◆ **The exercise**: Print the listing that follows, character for character.
# Start of Data shown
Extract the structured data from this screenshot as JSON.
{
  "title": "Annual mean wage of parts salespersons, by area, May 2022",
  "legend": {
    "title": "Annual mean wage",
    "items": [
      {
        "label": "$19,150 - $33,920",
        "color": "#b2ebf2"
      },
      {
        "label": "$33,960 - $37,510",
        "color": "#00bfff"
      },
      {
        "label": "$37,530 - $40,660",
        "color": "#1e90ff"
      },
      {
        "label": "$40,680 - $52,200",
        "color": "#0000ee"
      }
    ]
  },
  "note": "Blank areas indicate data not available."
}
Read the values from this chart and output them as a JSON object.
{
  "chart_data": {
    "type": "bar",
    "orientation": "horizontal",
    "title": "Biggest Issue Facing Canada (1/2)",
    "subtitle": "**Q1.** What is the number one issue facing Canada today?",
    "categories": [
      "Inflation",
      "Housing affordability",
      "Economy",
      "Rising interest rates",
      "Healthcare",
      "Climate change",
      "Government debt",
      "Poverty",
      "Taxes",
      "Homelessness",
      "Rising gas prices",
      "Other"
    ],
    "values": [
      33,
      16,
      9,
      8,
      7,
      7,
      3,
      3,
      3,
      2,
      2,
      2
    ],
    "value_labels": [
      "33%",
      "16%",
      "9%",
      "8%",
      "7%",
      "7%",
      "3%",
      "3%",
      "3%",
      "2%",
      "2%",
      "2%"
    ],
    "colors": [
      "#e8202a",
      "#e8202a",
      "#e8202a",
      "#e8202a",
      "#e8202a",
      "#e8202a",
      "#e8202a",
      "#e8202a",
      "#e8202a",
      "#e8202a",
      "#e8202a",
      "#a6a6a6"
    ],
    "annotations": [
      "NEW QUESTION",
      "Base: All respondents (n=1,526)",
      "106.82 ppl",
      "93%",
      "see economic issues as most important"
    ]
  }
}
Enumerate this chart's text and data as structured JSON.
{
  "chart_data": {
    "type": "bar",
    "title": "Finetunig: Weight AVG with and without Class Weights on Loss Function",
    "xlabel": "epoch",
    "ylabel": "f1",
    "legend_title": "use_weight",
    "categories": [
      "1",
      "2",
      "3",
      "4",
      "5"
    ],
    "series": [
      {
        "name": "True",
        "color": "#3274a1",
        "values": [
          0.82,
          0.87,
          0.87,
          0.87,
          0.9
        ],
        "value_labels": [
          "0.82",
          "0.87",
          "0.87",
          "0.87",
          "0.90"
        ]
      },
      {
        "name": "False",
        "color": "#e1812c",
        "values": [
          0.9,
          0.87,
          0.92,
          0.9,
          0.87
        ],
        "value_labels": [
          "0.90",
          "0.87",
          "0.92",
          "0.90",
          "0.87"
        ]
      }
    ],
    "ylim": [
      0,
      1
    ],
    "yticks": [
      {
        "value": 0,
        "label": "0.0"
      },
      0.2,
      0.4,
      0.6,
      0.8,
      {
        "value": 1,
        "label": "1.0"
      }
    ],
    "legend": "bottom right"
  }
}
# End of Data shown
◆ **Exercise output**:
Extract the structured data from this screenshot as JSON.
{
  "title": "Annual mean wage of parts salespersons, by area, May 2022",
  "legend": {
    "title": "Annual mean wage",
    "items": [
      {
        "label": "$19,150 - $33,920",
        "color": "#b2ebf2"
      },
      {
        "label": "$33,960 - $37,510",
        "color": "#00bfff"
      },
      {
        "label": "$37,530 - $40,660",
        "color": "#1e90ff"
      },
      {
        "label": "$40,680 - $52,200",
        "color": "#0000ee"
      }
    ]
  },
  "note": "Blank areas indicate data not available."
}
Read the values from this chart and output them as a JSON object.
{
  "chart_data": {
    "type": "bar",
    "orientation": "horizontal",
    "title": "Biggest Issue Facing Canada (1/2)",
    "subtitle": "**Q1.** What is the number one issue facing Canada today?",
    "categories": [
      "Inflation",
      "Housing affordability",
      "Economy",
      "Rising interest rates",
      "Healthcare",
      "Climate change",
      "Government debt",
      "Poverty",
      "Taxes",
      "Homelessness",
      "Rising gas prices",
      "Other"
    ],
    "values": [
      33,
      16,
      9,
      8,
      7,
      7,
      3,
      3,
      3,
      2,
      2,
      2
    ],
    "value_labels": [
      "33%",
      "16%",
      "9%",
      "8%",
      "7%",
      "7%",
      "3%",
      "3%",
      "3%",
      "2%",
      "2%",
      "2%"
    ],
    "colors": [
      "#e8202a",
      "#e8202a",
      "#e8202a",
      "#e8202a",
      "#e8202a",
      "#e8202a",
      "#e8202a",
      "#e8202a",
      "#e8202a",
      "#e8202a",
      "#e8202a",
      "#a6a6a6"
    ],
    "annotations": [
      "NEW QUESTION",
      "Base: All respondents (n=1,526)",
      "106.82 ppl",
      "93%",
      "see economic issues as most important"
    ]
  }
}
Enumerate this chart's text and data as structured JSON.
{
  "chart_data": {
    "type": "bar",
    "title": "Finetunig: Weight AVG with and without Class Weights on Loss Function",
    "xlabel": "epoch",
    "ylabel": "f1",
    "legend_title": "use_weight",
    "categories": [
      "1",
      "2",
      "3",
      "4",
      "5"
    ],
    "series": [
      {
        "name": "True",
        "color": "#3274a1",
        "values": [
          0.82,
          0.87,
          0.87,
          0.87,
          0.9
        ],
        "value_labels": [
          "0.82",
          "0.87",
          "0.87",
          "0.87",
          "0.90"
        ]
      },
      {
        "name": "False",
        "color": "#e1812c",
        "values": [
          0.9,
          0.87,
          0.92,
          0.9,
          0.87
        ],
        "value_labels": [
          "0.90",
          "0.87",
          "0.92",
          "0.90",
          "0.87"
        ]
      }
    ],
    "ylim": [
      0,
      1
    ],
    "yticks": [
      {
        "value": 0,
        "label": "0.0"
      },
      0.2,
      0.4,
      0.6,
      0.8,
      {
        "value": 1,
        "label": "1.0"
      }
    ],
    "legend": "bottom right"
  }
}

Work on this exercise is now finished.